Written problem:
Read the listing and extract each line that includes the word "国民经略".

Figure collection entries:
++++++++
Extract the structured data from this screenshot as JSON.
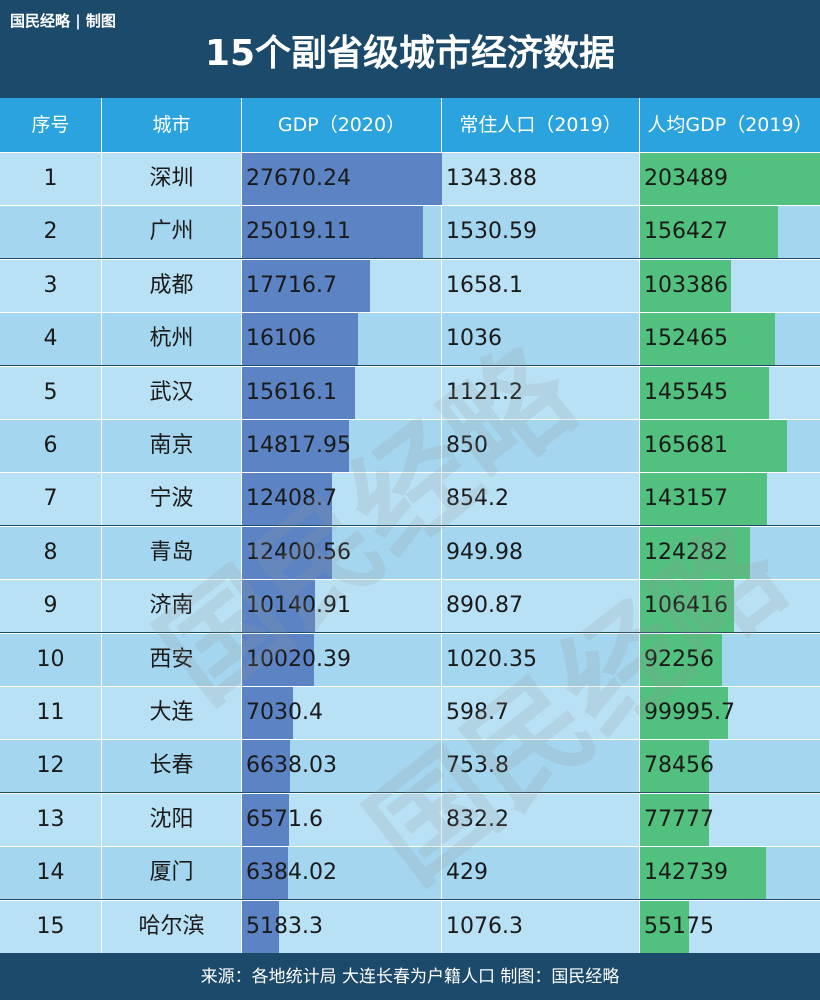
{
  "brand": "国民经略 | 制图",
  "title": "15个副省级城市经济数据",
  "footer": "来源：各地统计局 大连长春为户籍人口 制图：国民经略",
  "watermark": "国民经略",
  "colors": {
    "header": "#1b4a6b",
    "header_row": "#2aa3df",
    "gdp_bar": "#5c84c4",
    "per_capita_bar": "#52c07e"
  },
  "chart_data": {
    "type": "table",
    "columns": [
      "序号",
      "城市",
      "GDP（2020）",
      "常住人口（2019）",
      "人均GDP（2019）"
    ],
    "rows": [
      {
        "rank": "1",
        "city": "深圳",
        "gdp": "27670.24",
        "population": "1343.88",
        "per_capita": "203489"
      },
      {
        "rank": "2",
        "city": "广州",
        "gdp": "25019.11",
        "population": "1530.59",
        "per_capita": "156427"
      },
      {
        "rank": "3",
        "city": "成都",
        "gdp": "17716.7",
        "population": "1658.1",
        "per_capita": "103386"
      },
      {
        "rank": "4",
        "city": "杭州",
        "gdp": "16106",
        "population": "1036",
        "per_capita": "152465"
      },
      {
        "rank": "5",
        "city": "武汉",
        "gdp": "15616.1",
        "population": "1121.2",
        "per_capita": "145545"
      },
      {
        "rank": "6",
        "city": "南京",
        "gdp": "14817.95",
        "population": "850",
        "per_capita": "165681"
      },
      {
        "rank": "7",
        "city": "宁波",
        "gdp": "12408.7",
        "population": "854.2",
        "per_capita": "143157"
      },
      {
        "rank": "8",
        "city": "青岛",
        "gdp": "12400.56",
        "population": "949.98",
        "per_capita": "124282"
      },
      {
        "rank": "9",
        "city": "济南",
        "gdp": "10140.91",
        "population": "890.87",
        "per_capita": "106416"
      },
      {
        "rank": "10",
        "city": "西安",
        "gdp": "10020.39",
        "population": "1020.35",
        "per_capita": "92256"
      },
      {
        "rank": "11",
        "city": "大连",
        "gdp": "7030.4",
        "population": "598.7",
        "per_capita": "99995.7"
      },
      {
        "rank": "12",
        "city": "长春",
        "gdp": "6638.03",
        "population": "753.8",
        "per_capita": "78456"
      },
      {
        "rank": "13",
        "city": "沈阳",
        "gdp": "6571.6",
        "population": "832.2",
        "per_capita": "77777"
      },
      {
        "rank": "14",
        "city": "厦门",
        "gdp": "6384.02",
        "population": "429",
        "per_capita": "142739"
      },
      {
        "rank": "15",
        "city": "哈尔滨",
        "gdp": "5183.3",
        "population": "1076.3",
        "per_capita": "55175"
      }
    ]
  }
}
++++++++
The response:
  "brand": "国民经略 | 制图",
  "footer": "来源：各地统计局 大连长春为户籍人口 制图：国民经略",
  "watermark": "国民经略",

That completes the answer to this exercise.